====== Recorded data

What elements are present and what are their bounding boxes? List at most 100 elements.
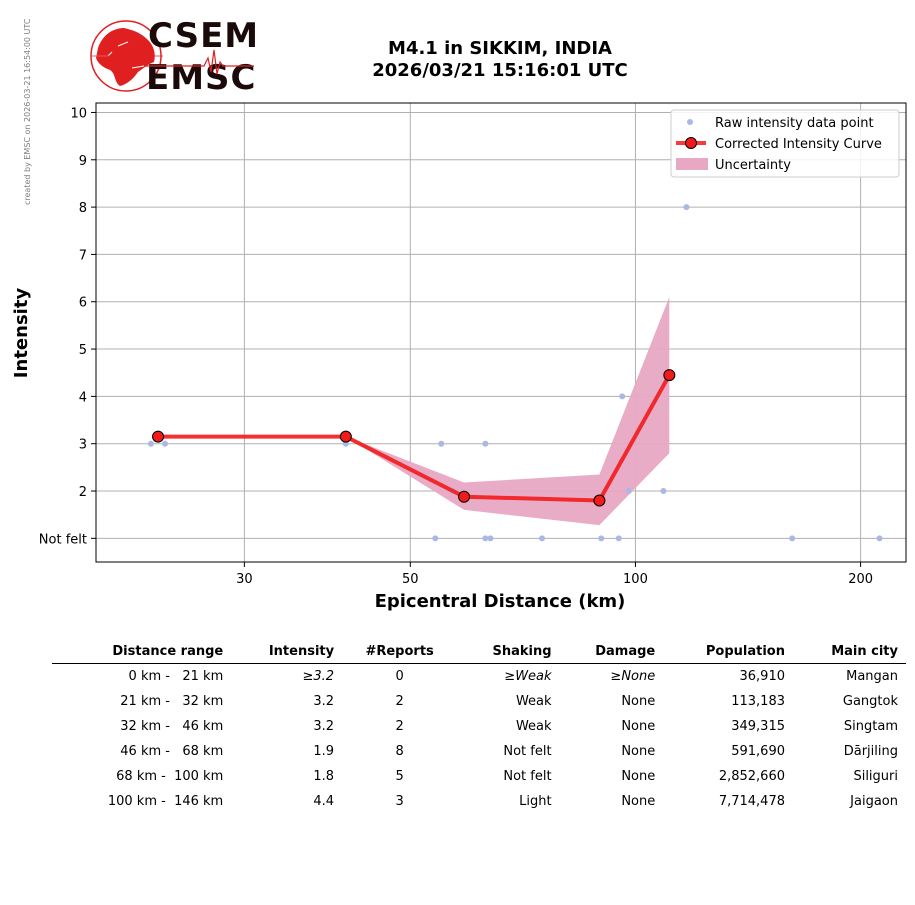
table-body: 0 km - 21 km ≥3.2 0 ≥Weak ≥None 36,910 Mangan 2… (52, 664, 906, 815)
damage-value: None (621, 794, 656, 809)
main-city: Siliguri (853, 769, 898, 784)
reports-count: 3 (395, 794, 404, 809)
main-city: Gangtok (842, 694, 898, 709)
shaking-value: Not felt (503, 769, 552, 784)
seismogram-icon (144, 49, 254, 75)
shaking-value: Weak (515, 694, 552, 709)
damage-value: None (621, 719, 656, 734)
prefix: ≥ (302, 669, 314, 684)
axis-ticks: 30 50 100 200 Not felt 2 3 4 5 6 7 8 9 10 (39, 106, 873, 587)
header-damage: Damage (559, 640, 664, 664)
damage-value: None (621, 669, 656, 684)
raw-data-point (162, 440, 169, 447)
reports-count: 5 (395, 769, 404, 784)
plot-frame (95, 102, 907, 563)
reports-count: 2 (395, 719, 404, 734)
curve-point (152, 430, 165, 443)
header-shaking: Shaking (457, 640, 560, 664)
table-row: 68 km - 100 km 1.8 5 Not felt None 2,852,660 S… (52, 764, 906, 789)
main-city: Jaigaon (850, 794, 898, 809)
intensity-value: 1.8 (313, 769, 335, 784)
x-tick-label: 100 (623, 572, 648, 587)
intensity-value: 1.9 (313, 744, 335, 759)
y-tick-label: 9 (79, 154, 87, 169)
curve-point (663, 369, 676, 382)
y-tick-label: 5 (79, 343, 87, 358)
y-axis-label: Intensity (11, 288, 32, 379)
curve-point (339, 430, 352, 443)
y-tick-label: 2 (79, 485, 87, 500)
raw-data-point (482, 440, 489, 447)
x-axis-label: Epicentral Distance (km) (375, 591, 626, 612)
legend-box (670, 109, 900, 178)
population-value: 36,910 (739, 669, 786, 684)
raw-data-point (482, 535, 489, 542)
chart-title: M4.1 in SIKKIM, INDIA (388, 38, 612, 59)
raw-data-point (539, 535, 546, 542)
prefix: ≥ (504, 669, 516, 684)
distance-range: 68 km - 100 km (116, 769, 224, 784)
shaking-value: Weak (515, 669, 552, 684)
population-value: 7,714,478 (718, 794, 785, 809)
legend-raw-label: Raw intensity data point (715, 116, 874, 131)
shaking-value: Light (519, 794, 552, 809)
uncertainty-area (345, 297, 670, 526)
legend-curve-marker (685, 137, 697, 149)
curve-point (458, 490, 471, 503)
raw-data-point (432, 535, 439, 542)
y-tick-label: 7 (79, 248, 87, 263)
y-tick-label: 10 (70, 106, 87, 121)
header-distance: Distance range (52, 640, 232, 664)
logo-emsc-text: EMSC (146, 58, 257, 98)
legend-uncertainty-swatch (676, 158, 708, 170)
raw-data-point (619, 393, 626, 400)
reports-count: 0 (395, 669, 404, 684)
intensity-value: 4.4 (313, 794, 335, 809)
distance-range: 32 km - 46 km (120, 719, 224, 734)
y-tick-label: Not felt (39, 532, 87, 547)
x-tick-label: 200 (848, 572, 873, 587)
damage-value: None (621, 694, 656, 709)
header-city: Main city (793, 640, 906, 664)
intensity-chart: 30 50 100 200 Not felt 2 3 4 5 6 7 8 9 10 Epicentral … (11, 102, 907, 612)
header-population: Population (663, 640, 793, 664)
raw-data-point (615, 535, 622, 542)
logo-csem-text: CSEM (148, 16, 260, 56)
reports-count: 2 (395, 694, 404, 709)
prefix: ≥ (610, 669, 622, 684)
csem-emsc-logo: CSEM EMSC (88, 16, 260, 98)
table-header-row: Distance range Intensity #Reports Shakin… (52, 640, 906, 664)
table-row: 0 km - 21 km ≥3.2 0 ≥Weak ≥None 36,910 Mangan (52, 664, 906, 690)
damage-value: None (621, 744, 656, 759)
intensity-value: 3.2 (313, 719, 335, 734)
legend-curve-label: Corrected Intensity Curve (715, 137, 882, 152)
raw-data-point (598, 535, 605, 542)
header-reports: #Reports (342, 640, 458, 664)
header-intensity: Intensity (231, 640, 343, 664)
raw-data-point (147, 440, 154, 447)
x-tick-label: 50 (402, 572, 419, 587)
uncertainty-band (345, 297, 670, 526)
x-tick-label: 30 (236, 572, 253, 587)
table-row: 21 km - 32 km 3.2 2 Weak None 113,183 Gangtok (52, 689, 906, 714)
table-row: 46 km - 68 km 1.9 8 Not felt None 591,690 Dārj… (52, 739, 906, 764)
main-city: Singtam (843, 719, 898, 734)
raw-data-point (876, 535, 883, 542)
y-tick-label: 6 (79, 296, 87, 311)
shaking-value: Not felt (503, 744, 552, 759)
reports-count: 8 (395, 744, 404, 759)
chart-subtitle: 2026/03/21 15:16:01 UTC (372, 60, 628, 81)
raw-data-point (683, 204, 690, 211)
distance-range: 100 km - 146 km (107, 794, 224, 809)
population-value: 113,183 (731, 694, 785, 709)
legend-raw-marker (687, 119, 693, 125)
summary-table: Distance range Intensity #Reports Shakin… (52, 640, 906, 814)
main-city: Dārjiling (843, 744, 898, 759)
y-tick-label: 8 (79, 201, 87, 216)
distance-range: 46 km - 68 km (120, 744, 224, 759)
raw-data-point (438, 440, 445, 447)
distance-range: 21 km - 32 km (120, 694, 224, 709)
population-value: 2,852,660 (718, 769, 785, 784)
y-tick-label: 3 (79, 438, 87, 453)
globe-icon (90, 20, 163, 92)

============

(Objective):
Return the lines of the records from the one containing "table-body: 0 km" up to and including the one containing "raw-data-point (162, 440, 169, 447)", reproducing each exactly.

(Exercise result):
table-body: 0 km - 21 km ≥3.2 0 ≥Weak ≥None 36,910 Mangan 2… (52, 664, 906, 815)
damage-value: None (621, 794, 656, 809)
main-city: Siliguri (853, 769, 898, 784)
reports-count: 3 (395, 794, 404, 809)
main-city: Gangtok (842, 694, 898, 709)
shaking-value: Not felt (503, 769, 552, 784)
seismogram-icon (144, 49, 254, 75)
shaking-value: Weak (515, 694, 552, 709)
damage-value: None (621, 719, 656, 734)
prefix: ≥ (302, 669, 314, 684)
axis-ticks: 30 50 100 200 Not felt 2 3 4 5 6 7 8 9 10 (39, 106, 873, 587)
header-damage: Damage (559, 640, 664, 664)
damage-value: None (621, 669, 656, 684)
raw-data-point (162, 440, 169, 447)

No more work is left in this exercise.